* RECORDS

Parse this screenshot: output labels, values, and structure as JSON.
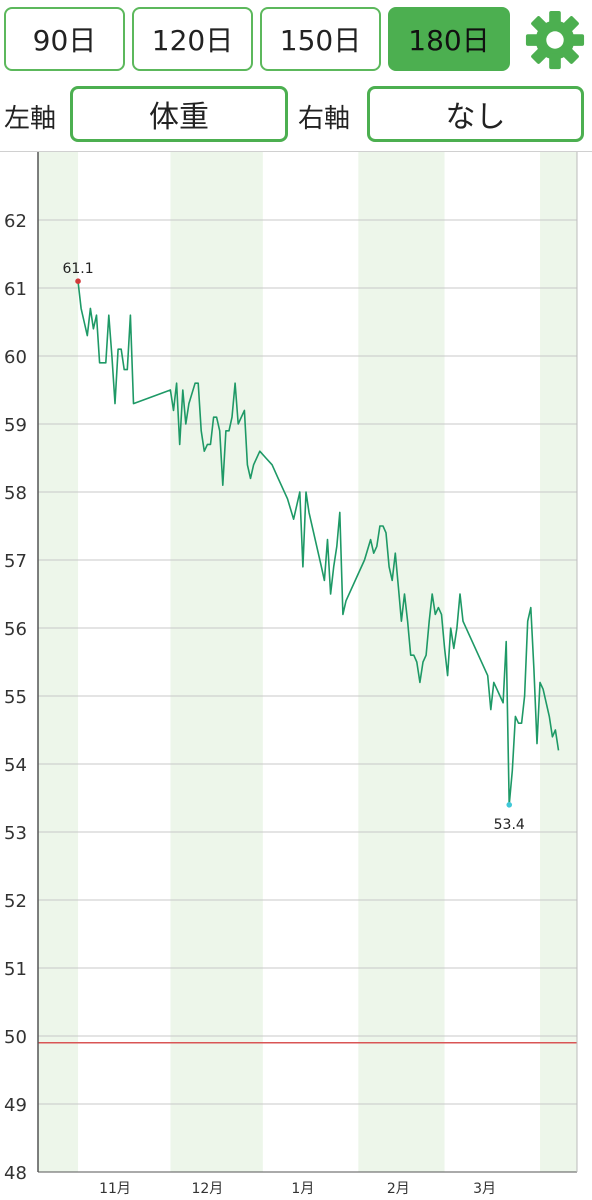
{
  "toolbar": {
    "ranges": [
      {
        "label": "90日",
        "active": false
      },
      {
        "label": "120日",
        "active": false
      },
      {
        "label": "150日",
        "active": false
      },
      {
        "label": "180日",
        "active": true
      }
    ],
    "settings_icon": "gear-icon",
    "accent_color": "#4caf50"
  },
  "axes": {
    "left_label": "左軸",
    "left_value": "体重",
    "right_label": "右軸",
    "right_value": "なし"
  },
  "chart_data": {
    "type": "line",
    "series": [
      {
        "values_by_day": [
          [
            0,
            61.1
          ],
          [
            1,
            60.7
          ],
          [
            2,
            60.5
          ],
          [
            3,
            60.3
          ],
          [
            4,
            60.7
          ],
          [
            5,
            60.4
          ],
          [
            6,
            60.6
          ],
          [
            7,
            59.9
          ],
          [
            9,
            59.9
          ],
          [
            10,
            60.6
          ],
          [
            11,
            60.0
          ],
          [
            12,
            59.3
          ],
          [
            13,
            60.1
          ],
          [
            14,
            60.1
          ],
          [
            15,
            59.8
          ],
          [
            16,
            59.8
          ],
          [
            17,
            60.6
          ],
          [
            18,
            59.3
          ],
          [
            30,
            59.5
          ],
          [
            31,
            59.2
          ],
          [
            32,
            59.6
          ],
          [
            33,
            58.7
          ],
          [
            34,
            59.5
          ],
          [
            35,
            59.0
          ],
          [
            36,
            59.3
          ],
          [
            38,
            59.6
          ],
          [
            39,
            59.6
          ],
          [
            40,
            58.9
          ],
          [
            41,
            58.6
          ],
          [
            42,
            58.7
          ],
          [
            43,
            58.7
          ],
          [
            44,
            59.1
          ],
          [
            45,
            59.1
          ],
          [
            46,
            58.9
          ],
          [
            47,
            58.1
          ],
          [
            48,
            58.9
          ],
          [
            49,
            58.9
          ],
          [
            50,
            59.1
          ],
          [
            51,
            59.6
          ],
          [
            52,
            59.0
          ],
          [
            54,
            59.2
          ],
          [
            55,
            58.4
          ],
          [
            56,
            58.2
          ],
          [
            57,
            58.4
          ],
          [
            59,
            58.6
          ],
          [
            61,
            58.5
          ],
          [
            63,
            58.4
          ],
          [
            65,
            58.2
          ],
          [
            68,
            57.9
          ],
          [
            70,
            57.6
          ],
          [
            72,
            58.0
          ],
          [
            73,
            56.9
          ],
          [
            74,
            58.0
          ],
          [
            75,
            57.7
          ],
          [
            79,
            56.9
          ],
          [
            80,
            56.7
          ],
          [
            81,
            57.3
          ],
          [
            82,
            56.5
          ],
          [
            83,
            56.9
          ],
          [
            84,
            57.2
          ],
          [
            85,
            57.7
          ],
          [
            86,
            56.2
          ],
          [
            87,
            56.4
          ],
          [
            93,
            57.0
          ],
          [
            95,
            57.3
          ],
          [
            96,
            57.1
          ],
          [
            97,
            57.2
          ],
          [
            98,
            57.5
          ],
          [
            99,
            57.5
          ],
          [
            100,
            57.4
          ],
          [
            101,
            56.9
          ],
          [
            102,
            56.7
          ],
          [
            103,
            57.1
          ],
          [
            104,
            56.6
          ],
          [
            105,
            56.1
          ],
          [
            106,
            56.5
          ],
          [
            107,
            56.1
          ],
          [
            108,
            55.6
          ],
          [
            109,
            55.6
          ],
          [
            110,
            55.5
          ],
          [
            111,
            55.2
          ],
          [
            112,
            55.5
          ],
          [
            113,
            55.6
          ],
          [
            114,
            56.1
          ],
          [
            115,
            56.5
          ],
          [
            116,
            56.2
          ],
          [
            117,
            56.3
          ],
          [
            118,
            56.2
          ],
          [
            119,
            55.7
          ],
          [
            120,
            55.3
          ],
          [
            121,
            56.0
          ],
          [
            122,
            55.7
          ],
          [
            123,
            56.0
          ],
          [
            124,
            56.5
          ],
          [
            125,
            56.1
          ],
          [
            133,
            55.3
          ],
          [
            134,
            54.8
          ],
          [
            135,
            55.2
          ],
          [
            136,
            55.1
          ],
          [
            137,
            55.0
          ],
          [
            138,
            54.9
          ],
          [
            139,
            55.8
          ],
          [
            140,
            53.4
          ],
          [
            141,
            53.9
          ],
          [
            142,
            54.7
          ],
          [
            143,
            54.6
          ],
          [
            144,
            54.6
          ],
          [
            145,
            55.0
          ],
          [
            146,
            56.1
          ],
          [
            147,
            56.3
          ],
          [
            148,
            55.4
          ],
          [
            149,
            54.3
          ],
          [
            150,
            55.2
          ],
          [
            151,
            55.1
          ],
          [
            152,
            54.9
          ],
          [
            153,
            54.7
          ],
          [
            154,
            54.4
          ],
          [
            155,
            54.5
          ],
          [
            156,
            54.2
          ]
        ],
        "color": "#1e9966"
      }
    ],
    "ylim": [
      48,
      63
    ],
    "yticks": [
      48,
      49,
      50,
      51,
      52,
      53,
      54,
      55,
      56,
      57,
      58,
      59,
      60,
      61,
      62
    ],
    "xlim": [
      -13,
      162
    ],
    "xtick_labels": [
      {
        "label": "11月",
        "day": 12
      },
      {
        "label": "12月",
        "day": 42
      },
      {
        "label": "1月",
        "day": 73
      },
      {
        "label": "2月",
        "day": 104
      },
      {
        "label": "3月",
        "day": 132
      }
    ],
    "month_bands": [
      [
        -13,
        0
      ],
      [
        30,
        60
      ],
      [
        91,
        119
      ],
      [
        150,
        162
      ]
    ],
    "max_point": {
      "day": 0,
      "value": 61.1,
      "label": "61.1",
      "color": "#d23a3a"
    },
    "min_point": {
      "day": 140,
      "value": 53.4,
      "label": "53.4",
      "color": "#40c8d8"
    },
    "target_line": {
      "value": 49.9,
      "color": "#d95555"
    },
    "grid": true,
    "band_color": "#edf6ea"
  }
}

* YOUR OBJECTIVE
Every record above should be written out again without change, except that the pictures are left out.

* RESPONSE
Parse this screenshot: output labels, values, and structure as JSON.
{
  "toolbar": {
    "ranges": [
      {
        "label": "90日",
        "active": false
      },
      {
        "label": "120日",
        "active": false
      },
      {
        "label": "150日",
        "active": false
      },
      {
        "label": "180日",
        "active": true
      }
    ],
    "settings_icon": "gear-icon",
    "accent_color": "#4caf50"
  },
  "axes": {
    "left_label": "左軸",
    "left_value": "体重",
    "right_label": "右軸",
    "right_value": "なし"
  },
  "chart_data": {
    "type": "line",
    "series": [
      {
        "values_by_day": [
          [
            0,
            61.1
          ],
          [
            1,
            60.7
          ],
          [
            2,
            60.5
          ],
          [
            3,
            60.3
          ],
          [
            4,
            60.7
          ],
          [
            5,
            60.4
          ],
          [
            6,
            60.6
          ],
          [
            7,
            59.9
          ],
          [
            9,
            59.9
          ],
          [
            10,
            60.6
          ],
          [
            11,
            60.0
          ],
          [
            12,
            59.3
          ],
          [
            13,
            60.1
          ],
          [
            14,
            60.1
          ],
          [
            15,
            59.8
          ],
          [
            16,
            59.8
          ],
          [
            17,
            60.6
          ],
          [
            18,
            59.3
          ],
          [
            30,
            59.5
          ],
          [
            31,
            59.2
          ],
          [
            32,
            59.6
          ],
          [
            33,
            58.7
          ],
          [
            34,
            59.5
          ],
          [
            35,
            59.0
          ],
          [
            36,
            59.3
          ],
          [
            38,
            59.6
          ],
          [
            39,
            59.6
          ],
          [
            40,
            58.9
          ],
          [
            41,
            58.6
          ],
          [
            42,
            58.7
          ],
          [
            43,
            58.7
          ],
          [
            44,
            59.1
          ],
          [
            45,
            59.1
          ],
          [
            46,
            58.9
          ],
          [
            47,
            58.1
          ],
          [
            48,
            58.9
          ],
          [
            49,
            58.9
          ],
          [
            50,
            59.1
          ],
          [
            51,
            59.6
          ],
          [
            52,
            59.0
          ],
          [
            54,
            59.2
          ],
          [
            55,
            58.4
          ],
          [
            56,
            58.2
          ],
          [
            57,
            58.4
          ],
          [
            59,
            58.6
          ],
          [
            61,
            58.5
          ],
          [
            63,
            58.4
          ],
          [
            65,
            58.2
          ],
          [
            68,
            57.9
          ],
          [
            70,
            57.6
          ],
          [
            72,
            58.0
          ],
          [
            73,
            56.9
          ],
          [
            74,
            58.0
          ],
          [
            75,
            57.7
          ],
          [
            79,
            56.9
          ],
          [
            80,
            56.7
          ],
          [
            81,
            57.3
          ],
          [
            82,
            56.5
          ],
          [
            83,
            56.9
          ],
          [
            84,
            57.2
          ],
          [
            85,
            57.7
          ],
          [
            86,
            56.2
          ],
          [
            87,
            56.4
          ],
          [
            93,
            57.0
          ],
          [
            95,
            57.3
          ],
          [
            96,
            57.1
          ],
          [
            97,
            57.2
          ],
          [
            98,
            57.5
          ],
          [
            99,
            57.5
          ],
          [
            100,
            57.4
          ],
          [
            101,
            56.9
          ],
          [
            102,
            56.7
          ],
          [
            103,
            57.1
          ],
          [
            104,
            56.6
          ],
          [
            105,
            56.1
          ],
          [
            106,
            56.5
          ],
          [
            107,
            56.1
          ],
          [
            108,
            55.6
          ],
          [
            109,
            55.6
          ],
          [
            110,
            55.5
          ],
          [
            111,
            55.2
          ],
          [
            112,
            55.5
          ],
          [
            113,
            55.6
          ],
          [
            114,
            56.1
          ],
          [
            115,
            56.5
          ],
          [
            116,
            56.2
          ],
          [
            117,
            56.3
          ],
          [
            118,
            56.2
          ],
          [
            119,
            55.7
          ],
          [
            120,
            55.3
          ],
          [
            121,
            56.0
          ],
          [
            122,
            55.7
          ],
          [
            123,
            56.0
          ],
          [
            124,
            56.5
          ],
          [
            125,
            56.1
          ],
          [
            133,
            55.3
          ],
          [
            134,
            54.8
          ],
          [
            135,
            55.2
          ],
          [
            136,
            55.1
          ],
          [
            137,
            55.0
          ],
          [
            138,
            54.9
          ],
          [
            139,
            55.8
          ],
          [
            140,
            53.4
          ],
          [
            141,
            53.9
          ],
          [
            142,
            54.7
          ],
          [
            143,
            54.6
          ],
          [
            144,
            54.6
          ],
          [
            145,
            55.0
          ],
          [
            146,
            56.1
          ],
          [
            147,
            56.3
          ],
          [
            148,
            55.4
          ],
          [
            149,
            54.3
          ],
          [
            150,
            55.2
          ],
          [
            151,
            55.1
          ],
          [
            152,
            54.9
          ],
          [
            153,
            54.7
          ],
          [
            154,
            54.4
          ],
          [
            155,
            54.5
          ],
          [
            156,
            54.2
          ]
        ],
        "color": "#1e9966"
      }
    ],
    "ylim": [
      48,
      63
    ],
    "yticks": [
      48,
      49,
      50,
      51,
      52,
      53,
      54,
      55,
      56,
      57,
      58,
      59,
      60,
      61,
      62
    ],
    "xlim": [
      -13,
      162
    ],
    "xtick_labels": [
      {
        "label": "11月",
        "day": 12
      },
      {
        "label": "12月",
        "day": 42
      },
      {
        "label": "1月",
        "day": 73
      },
      {
        "label": "2月",
        "day": 104
      },
      {
        "label": "3月",
        "day": 132
      }
    ],
    "month_bands": [
      [
        -13,
        0
      ],
      [
        30,
        60
      ],
      [
        91,
        119
      ],
      [
        150,
        162
      ]
    ],
    "max_point": {
      "day": 0,
      "value": 61.1,
      "label": "61.1",
      "color": "#d23a3a"
    },
    "min_point": {
      "day": 140,
      "value": 53.4,
      "label": "53.4",
      "color": "#40c8d8"
    },
    "target_line": {
      "value": 49.9,
      "color": "#d95555"
    },
    "grid": true,
    "band_color": "#edf6ea"
  }
}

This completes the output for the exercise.